_作業内容_
インタビュー本文のうち、「神宮球場で野球観戦。地元・富山県出身の内山壮真選手のファン(提供・内田晶)」から「がカッコよくてはまりました」」までの全範囲を一字一句変えずに転記せよ。

_インタビュー本文_
■ ■ ■ ■
神宮球場で野球観戦。地元・富山県出身の内山壮真選手のファン(提供・内田晶)

●渡辺名人と観にいった試合では、村上宗隆選手がホームランを打ちました。いいタイミングで観戦しましたね。

「村神様がホームランを打った瞬間の音が他の選手と明らかに違うんですよ。迫力がすごすぎて楽しかったです!」

●他の趣味はありますか?

「野球以外は映画鑑賞です。ダニエル・クレイグが好きで、ダブルオーセブンシリーズを観ています。英春先生の自宅に伺ったときに、たまたまテレビで流れていたんです。それを田中沙紀女流1級と私とで見ていて、アクションシーンがカッコよくてはまりました」
 

大学生活と富山愛

●今年の4月から大学入学を機に東京で暮らすようになったそうですね。大学ではどんなことを学んでいますか?

「まだ1年生なので、多角的にいろいろなことを学んでいます。キャリアデザイン学部っていうちょっと珍しい学部です。ビジネスやライフといったキャリアに関わることを勉強しています」

●大学に入学して半年がたちましたが、東京での暮らしはいかがですか?

「自炊はバタバタしていますけれども、楽しいことのほうがいまは多いかな。テスト期間と対局が重なると大変ですが、友人と一緒にいることがすごい楽しいんですよね。勝負だけの生活だと苦しいと感じると思うんですけれども、私の場合は大学生活がいい息抜きになっています。友人とは一緒にカフェ巡りをしたり、浅草にいったりしています。さまざまな人に出会って大切な友だちができたので、大学にいってよかったです」
■ ■ ■ ■
_表示レコード_
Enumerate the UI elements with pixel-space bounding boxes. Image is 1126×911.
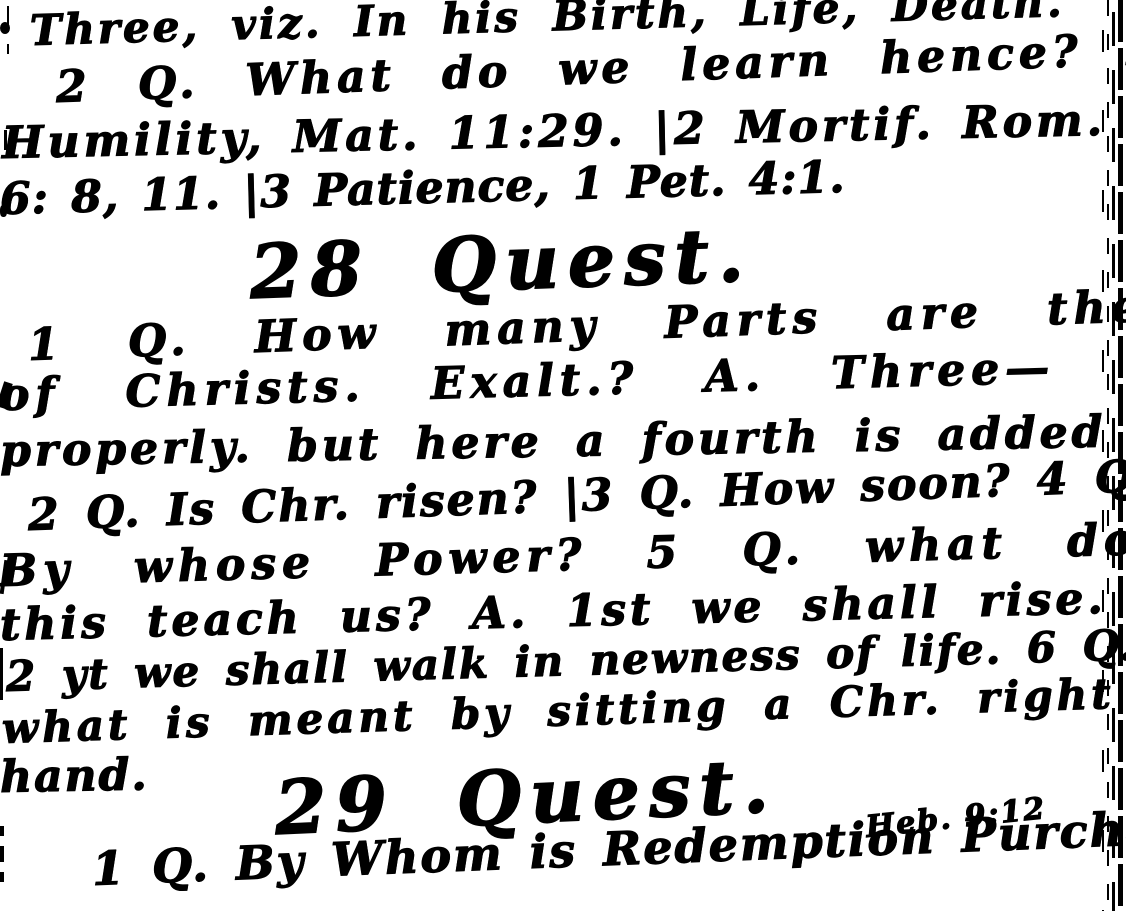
■ ■ ■ ■
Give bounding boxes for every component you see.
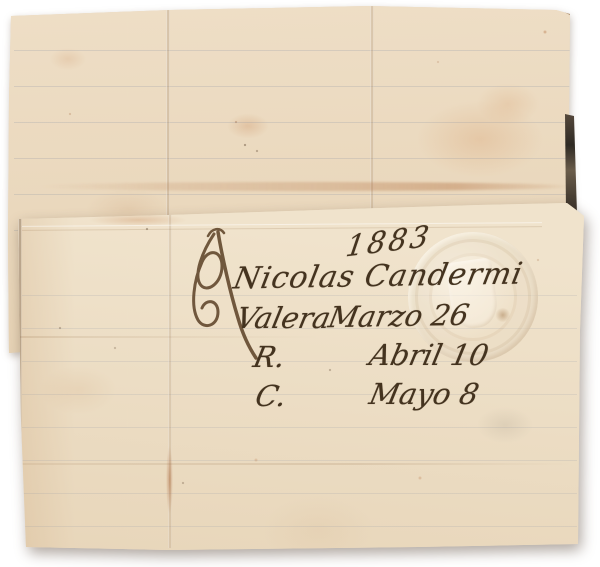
■ ■ ■ ■
_解答_
神宮球場で野球観戦。地元・富山県出身の内山壮真選手のファン(提供・内田晶)

●渡辺名人と観にいった試合では、村上宗隆選手がホームランを打ちました。いいタイミングで観戦しましたね。

「村神様がホームランを打った瞬間の音が他の選手と明らかに違うんですよ。迫力がすごすぎて楽しかったです!」

●他の趣味はありますか?

「野球以外は映画鑑賞です。ダニエル・クレイグが好きで、ダブルオーセブンシリーズを観ています。英春先生の自宅に伺ったときに、たまたまテレビで流れていたんです。それを田中沙紀女流1級と私とで見ていて、アクションシーンがカッコよくてはまりました」